» **REQUIREMENT**: What follows is a listing. Return every line of it exactly.

» **RECORD SET**:
⟨
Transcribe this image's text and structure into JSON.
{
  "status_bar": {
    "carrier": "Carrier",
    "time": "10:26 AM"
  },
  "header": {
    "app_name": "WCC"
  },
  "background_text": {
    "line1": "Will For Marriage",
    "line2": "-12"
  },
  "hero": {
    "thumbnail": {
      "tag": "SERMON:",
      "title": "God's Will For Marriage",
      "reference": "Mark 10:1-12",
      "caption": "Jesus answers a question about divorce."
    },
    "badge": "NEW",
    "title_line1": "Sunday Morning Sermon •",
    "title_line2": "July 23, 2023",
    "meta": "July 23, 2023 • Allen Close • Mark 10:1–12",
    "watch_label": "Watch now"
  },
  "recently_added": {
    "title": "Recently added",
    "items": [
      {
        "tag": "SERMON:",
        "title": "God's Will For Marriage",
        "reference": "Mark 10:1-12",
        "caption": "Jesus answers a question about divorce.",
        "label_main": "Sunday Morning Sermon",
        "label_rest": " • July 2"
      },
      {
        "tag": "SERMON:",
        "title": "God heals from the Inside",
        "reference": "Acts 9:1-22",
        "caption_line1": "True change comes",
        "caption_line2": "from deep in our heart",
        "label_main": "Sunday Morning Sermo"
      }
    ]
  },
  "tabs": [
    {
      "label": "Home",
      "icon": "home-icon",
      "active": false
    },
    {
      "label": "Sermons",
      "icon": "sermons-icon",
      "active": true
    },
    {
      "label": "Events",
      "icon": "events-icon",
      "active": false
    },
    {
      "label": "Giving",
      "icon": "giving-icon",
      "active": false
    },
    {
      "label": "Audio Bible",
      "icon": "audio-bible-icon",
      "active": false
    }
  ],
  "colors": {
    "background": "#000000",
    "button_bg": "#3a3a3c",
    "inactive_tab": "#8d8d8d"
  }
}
⟩
» **RESPONSE**:
Transcribe this image's text and structure into JSON.
{
  "status_bar": {
    "carrier": "Carrier",
    "time": "10:26 AM"
  },
  "header": {
    "app_name": "WCC"
  },
  "background_text": {
    "line1": "Will For Marriage",
    "line2": "-12"
  },
  "hero": {
    "thumbnail": {
      "tag": "SERMON:",
      "title": "God's Will For Marriage",
      "reference": "Mark 10:1-12",
      "caption": "Jesus answers a question about divorce."
    },
    "badge": "NEW",
    "title_line1": "Sunday Morning Sermon •",
    "title_line2": "July 23, 2023",
    "meta": "July 23, 2023 • Allen Close • Mark 10:1–12",
    "watch_label": "Watch now"
  },
  "recently_added": {
    "title": "Recently added",
    "items": [
      {
        "tag": "SERMON:",
        "title": "God's Will For Marriage",
        "reference": "Mark 10:1-12",
        "caption": "Jesus answers a question about divorce.",
        "label_main": "Sunday Morning Sermon",
        "label_rest": " • July 2"
      },
      {
        "tag": "SERMON:",
        "title": "God heals from the Inside",
        "reference": "Acts 9:1-22",
        "caption_line1": "True change comes",
        "caption_line2": "from deep in our heart",
        "label_main": "Sunday Morning Sermo"
      }
    ]
  },
  "tabs": [
    {
      "label": "Home",
      "icon": "home-icon",
      "active": false
    },
    {
      "label": "Sermons",
      "icon": "sermons-icon",
      "active": true
    },
    {
      "label": "Events",
      "icon": "events-icon",
      "active": false
    },
    {
      "label": "Giving",
      "icon": "giving-icon",
      "active": false
    },
    {
      "label": "Audio Bible",
      "icon": "audio-bible-icon",
      "active": false
    }
  ],
  "colors": {
    "background": "#000000",
    "button_bg": "#3a3a3c",
    "inactive_tab": "#8d8d8d"
  }
}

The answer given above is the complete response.